#### REQUIRED TASK
Copy the rows below word for word, starting with the first row and ending after the line that contains "profile-picture — [1352, 448, 1451, 547]".

#### DATA TO USE
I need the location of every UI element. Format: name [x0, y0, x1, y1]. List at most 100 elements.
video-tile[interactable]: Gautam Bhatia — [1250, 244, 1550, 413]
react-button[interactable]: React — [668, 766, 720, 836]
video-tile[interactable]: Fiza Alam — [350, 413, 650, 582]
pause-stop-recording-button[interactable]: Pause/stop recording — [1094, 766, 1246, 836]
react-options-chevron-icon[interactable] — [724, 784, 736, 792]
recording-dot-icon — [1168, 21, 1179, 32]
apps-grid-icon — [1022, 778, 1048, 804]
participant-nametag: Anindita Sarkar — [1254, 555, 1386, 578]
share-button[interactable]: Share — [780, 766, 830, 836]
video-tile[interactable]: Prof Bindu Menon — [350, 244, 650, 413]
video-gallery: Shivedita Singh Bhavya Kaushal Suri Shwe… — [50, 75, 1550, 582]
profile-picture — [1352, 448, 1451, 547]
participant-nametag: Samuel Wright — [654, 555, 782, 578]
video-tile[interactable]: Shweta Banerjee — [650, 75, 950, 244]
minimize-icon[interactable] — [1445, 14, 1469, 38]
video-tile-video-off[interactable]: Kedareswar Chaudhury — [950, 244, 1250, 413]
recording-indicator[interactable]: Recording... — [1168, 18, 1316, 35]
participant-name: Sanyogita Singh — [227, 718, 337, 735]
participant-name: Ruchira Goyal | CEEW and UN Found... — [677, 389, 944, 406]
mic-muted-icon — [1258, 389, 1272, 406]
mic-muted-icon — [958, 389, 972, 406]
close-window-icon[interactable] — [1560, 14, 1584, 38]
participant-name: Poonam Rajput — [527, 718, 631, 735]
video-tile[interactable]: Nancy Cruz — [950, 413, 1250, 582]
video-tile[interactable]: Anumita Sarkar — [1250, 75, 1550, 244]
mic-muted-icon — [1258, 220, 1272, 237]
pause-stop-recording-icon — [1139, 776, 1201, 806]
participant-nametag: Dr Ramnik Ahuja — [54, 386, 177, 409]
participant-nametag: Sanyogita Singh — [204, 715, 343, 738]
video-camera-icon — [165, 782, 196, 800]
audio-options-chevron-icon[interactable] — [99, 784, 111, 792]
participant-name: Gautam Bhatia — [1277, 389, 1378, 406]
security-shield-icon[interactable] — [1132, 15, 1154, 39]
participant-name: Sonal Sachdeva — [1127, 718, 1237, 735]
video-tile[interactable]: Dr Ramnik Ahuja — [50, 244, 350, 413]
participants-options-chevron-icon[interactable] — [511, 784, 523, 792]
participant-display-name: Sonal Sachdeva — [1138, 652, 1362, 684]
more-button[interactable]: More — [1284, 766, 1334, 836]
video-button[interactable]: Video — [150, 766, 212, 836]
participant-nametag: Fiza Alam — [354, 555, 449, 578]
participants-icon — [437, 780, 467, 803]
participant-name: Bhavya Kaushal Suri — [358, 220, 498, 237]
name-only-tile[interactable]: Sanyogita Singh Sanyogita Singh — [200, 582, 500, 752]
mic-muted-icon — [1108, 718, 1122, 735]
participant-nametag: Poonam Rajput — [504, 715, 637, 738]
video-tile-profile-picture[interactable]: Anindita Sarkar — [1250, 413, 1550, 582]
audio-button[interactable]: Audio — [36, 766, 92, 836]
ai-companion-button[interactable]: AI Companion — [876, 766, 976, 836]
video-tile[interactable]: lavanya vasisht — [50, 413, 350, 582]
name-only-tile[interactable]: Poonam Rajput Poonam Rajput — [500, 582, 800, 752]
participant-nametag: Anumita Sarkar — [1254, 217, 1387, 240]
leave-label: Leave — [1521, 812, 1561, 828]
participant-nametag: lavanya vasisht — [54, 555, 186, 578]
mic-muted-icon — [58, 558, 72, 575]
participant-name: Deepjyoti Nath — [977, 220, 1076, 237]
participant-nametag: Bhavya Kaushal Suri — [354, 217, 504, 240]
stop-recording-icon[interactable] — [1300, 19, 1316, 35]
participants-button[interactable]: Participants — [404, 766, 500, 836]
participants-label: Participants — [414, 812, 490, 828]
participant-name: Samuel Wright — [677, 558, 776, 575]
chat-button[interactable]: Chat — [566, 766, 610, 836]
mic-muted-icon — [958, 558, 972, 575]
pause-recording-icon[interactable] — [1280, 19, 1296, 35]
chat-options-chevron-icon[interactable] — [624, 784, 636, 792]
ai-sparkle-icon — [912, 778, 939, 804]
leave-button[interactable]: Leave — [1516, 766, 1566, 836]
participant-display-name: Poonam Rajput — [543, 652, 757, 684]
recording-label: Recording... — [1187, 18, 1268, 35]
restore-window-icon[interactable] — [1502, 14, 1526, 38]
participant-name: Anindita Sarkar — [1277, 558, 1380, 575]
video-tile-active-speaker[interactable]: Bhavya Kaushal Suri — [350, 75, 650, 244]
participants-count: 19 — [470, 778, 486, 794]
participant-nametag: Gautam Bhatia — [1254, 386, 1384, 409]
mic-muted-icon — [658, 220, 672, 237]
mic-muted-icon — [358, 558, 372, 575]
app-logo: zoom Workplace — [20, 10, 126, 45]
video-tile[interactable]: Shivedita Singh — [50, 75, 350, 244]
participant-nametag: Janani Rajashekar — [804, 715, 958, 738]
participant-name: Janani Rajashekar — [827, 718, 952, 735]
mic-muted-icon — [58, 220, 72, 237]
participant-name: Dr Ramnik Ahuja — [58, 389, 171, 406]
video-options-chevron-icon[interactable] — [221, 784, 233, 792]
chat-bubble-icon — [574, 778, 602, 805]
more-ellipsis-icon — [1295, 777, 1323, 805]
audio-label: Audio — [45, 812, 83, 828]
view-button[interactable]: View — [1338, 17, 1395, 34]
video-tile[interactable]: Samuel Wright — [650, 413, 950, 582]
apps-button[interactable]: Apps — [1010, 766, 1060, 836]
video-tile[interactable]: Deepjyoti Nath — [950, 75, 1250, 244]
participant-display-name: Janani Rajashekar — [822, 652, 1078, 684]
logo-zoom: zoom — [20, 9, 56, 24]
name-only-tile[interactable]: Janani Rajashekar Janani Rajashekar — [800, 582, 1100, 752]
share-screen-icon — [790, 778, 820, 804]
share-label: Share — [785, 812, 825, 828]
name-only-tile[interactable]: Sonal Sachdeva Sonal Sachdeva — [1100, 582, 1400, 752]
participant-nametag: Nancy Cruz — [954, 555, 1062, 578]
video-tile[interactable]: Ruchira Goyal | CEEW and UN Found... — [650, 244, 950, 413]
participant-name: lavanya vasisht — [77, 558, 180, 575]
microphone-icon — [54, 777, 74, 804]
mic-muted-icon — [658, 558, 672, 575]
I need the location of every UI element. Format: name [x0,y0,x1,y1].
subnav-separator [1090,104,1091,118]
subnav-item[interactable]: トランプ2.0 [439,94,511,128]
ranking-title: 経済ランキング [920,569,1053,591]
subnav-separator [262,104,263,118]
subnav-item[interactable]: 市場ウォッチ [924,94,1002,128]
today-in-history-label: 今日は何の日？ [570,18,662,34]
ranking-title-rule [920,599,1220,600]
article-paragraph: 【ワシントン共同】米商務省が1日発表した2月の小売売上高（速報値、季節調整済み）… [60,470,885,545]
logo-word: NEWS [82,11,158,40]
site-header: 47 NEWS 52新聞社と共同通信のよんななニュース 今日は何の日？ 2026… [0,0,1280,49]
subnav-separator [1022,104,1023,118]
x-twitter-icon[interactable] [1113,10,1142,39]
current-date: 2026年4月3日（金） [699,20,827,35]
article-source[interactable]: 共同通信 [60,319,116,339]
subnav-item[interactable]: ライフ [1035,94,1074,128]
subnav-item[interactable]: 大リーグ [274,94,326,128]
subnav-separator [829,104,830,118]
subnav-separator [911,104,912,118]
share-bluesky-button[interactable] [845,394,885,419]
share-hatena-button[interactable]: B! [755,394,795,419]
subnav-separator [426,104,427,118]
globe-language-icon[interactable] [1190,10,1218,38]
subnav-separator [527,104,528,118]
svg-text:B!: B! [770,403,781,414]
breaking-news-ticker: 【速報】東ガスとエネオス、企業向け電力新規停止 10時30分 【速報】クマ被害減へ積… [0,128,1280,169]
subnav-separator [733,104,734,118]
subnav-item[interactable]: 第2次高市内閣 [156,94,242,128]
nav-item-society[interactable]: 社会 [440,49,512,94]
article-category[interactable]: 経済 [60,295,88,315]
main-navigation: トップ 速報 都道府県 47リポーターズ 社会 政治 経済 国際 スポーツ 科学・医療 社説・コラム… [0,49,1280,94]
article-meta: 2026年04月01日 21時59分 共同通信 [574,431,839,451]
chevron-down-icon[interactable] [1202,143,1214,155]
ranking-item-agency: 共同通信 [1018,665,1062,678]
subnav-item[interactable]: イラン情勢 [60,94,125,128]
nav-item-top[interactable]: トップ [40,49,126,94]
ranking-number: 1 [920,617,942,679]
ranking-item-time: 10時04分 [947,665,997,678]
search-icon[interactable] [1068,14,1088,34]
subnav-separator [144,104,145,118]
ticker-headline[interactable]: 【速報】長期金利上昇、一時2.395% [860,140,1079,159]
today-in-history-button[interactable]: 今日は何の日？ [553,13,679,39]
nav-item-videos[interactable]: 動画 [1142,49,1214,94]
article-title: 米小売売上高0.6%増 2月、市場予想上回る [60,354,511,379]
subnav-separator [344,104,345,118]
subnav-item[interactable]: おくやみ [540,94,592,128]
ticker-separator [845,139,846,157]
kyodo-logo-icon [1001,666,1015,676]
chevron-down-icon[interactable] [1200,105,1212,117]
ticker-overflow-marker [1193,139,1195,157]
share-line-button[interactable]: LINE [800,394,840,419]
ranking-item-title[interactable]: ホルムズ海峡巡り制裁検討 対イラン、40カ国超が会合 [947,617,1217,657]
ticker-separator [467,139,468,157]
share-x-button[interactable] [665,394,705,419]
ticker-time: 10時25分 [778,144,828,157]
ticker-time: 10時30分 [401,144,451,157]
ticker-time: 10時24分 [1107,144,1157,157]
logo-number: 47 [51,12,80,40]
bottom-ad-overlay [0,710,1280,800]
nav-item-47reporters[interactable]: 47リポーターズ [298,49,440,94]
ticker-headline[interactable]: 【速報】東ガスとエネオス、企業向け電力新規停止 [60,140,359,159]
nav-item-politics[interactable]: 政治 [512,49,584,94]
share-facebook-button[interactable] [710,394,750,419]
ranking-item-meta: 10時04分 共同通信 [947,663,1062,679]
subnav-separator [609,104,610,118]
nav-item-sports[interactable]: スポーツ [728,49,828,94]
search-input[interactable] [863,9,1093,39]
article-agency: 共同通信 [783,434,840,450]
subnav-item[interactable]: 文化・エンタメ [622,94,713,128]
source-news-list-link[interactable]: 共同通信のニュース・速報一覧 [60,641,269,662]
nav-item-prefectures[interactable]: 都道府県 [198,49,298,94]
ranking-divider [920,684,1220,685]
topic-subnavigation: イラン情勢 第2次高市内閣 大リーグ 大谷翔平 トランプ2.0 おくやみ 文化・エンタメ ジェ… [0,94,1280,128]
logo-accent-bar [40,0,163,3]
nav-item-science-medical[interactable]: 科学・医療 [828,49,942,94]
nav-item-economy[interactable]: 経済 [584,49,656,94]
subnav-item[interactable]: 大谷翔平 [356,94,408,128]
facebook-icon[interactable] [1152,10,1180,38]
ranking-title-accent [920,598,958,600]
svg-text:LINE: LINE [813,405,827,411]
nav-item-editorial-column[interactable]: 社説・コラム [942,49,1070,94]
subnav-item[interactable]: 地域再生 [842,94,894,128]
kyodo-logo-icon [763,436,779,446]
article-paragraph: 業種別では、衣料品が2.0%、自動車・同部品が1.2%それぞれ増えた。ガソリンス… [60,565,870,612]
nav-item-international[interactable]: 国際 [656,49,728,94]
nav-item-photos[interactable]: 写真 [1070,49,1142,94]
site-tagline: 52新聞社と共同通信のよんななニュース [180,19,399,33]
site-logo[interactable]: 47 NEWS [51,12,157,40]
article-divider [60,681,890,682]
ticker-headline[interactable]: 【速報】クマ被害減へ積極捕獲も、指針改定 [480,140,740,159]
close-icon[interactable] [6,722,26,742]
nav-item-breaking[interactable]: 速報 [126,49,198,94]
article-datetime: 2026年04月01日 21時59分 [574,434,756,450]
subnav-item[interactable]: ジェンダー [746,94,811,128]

#### SOLUTION
I need the location of every UI element. Format: name [x0, y0, x1, y1]. List at most 100 elements.
video-tile[interactable]: Gautam Bhatia — [1250, 244, 1550, 413]
react-button[interactable]: React — [668, 766, 720, 836]
video-tile[interactable]: Fiza Alam — [350, 413, 650, 582]
pause-stop-recording-button[interactable]: Pause/stop recording — [1094, 766, 1246, 836]
react-options-chevron-icon[interactable] — [724, 784, 736, 792]
recording-dot-icon — [1168, 21, 1179, 32]
apps-grid-icon — [1022, 778, 1048, 804]
participant-nametag: Anindita Sarkar — [1254, 555, 1386, 578]
share-button[interactable]: Share — [780, 766, 830, 836]
video-tile[interactable]: Prof Bindu Menon — [350, 244, 650, 413]
video-gallery: Shivedita Singh Bhavya Kaushal Suri Shwe… — [50, 75, 1550, 582]
profile-picture — [1352, 448, 1451, 547]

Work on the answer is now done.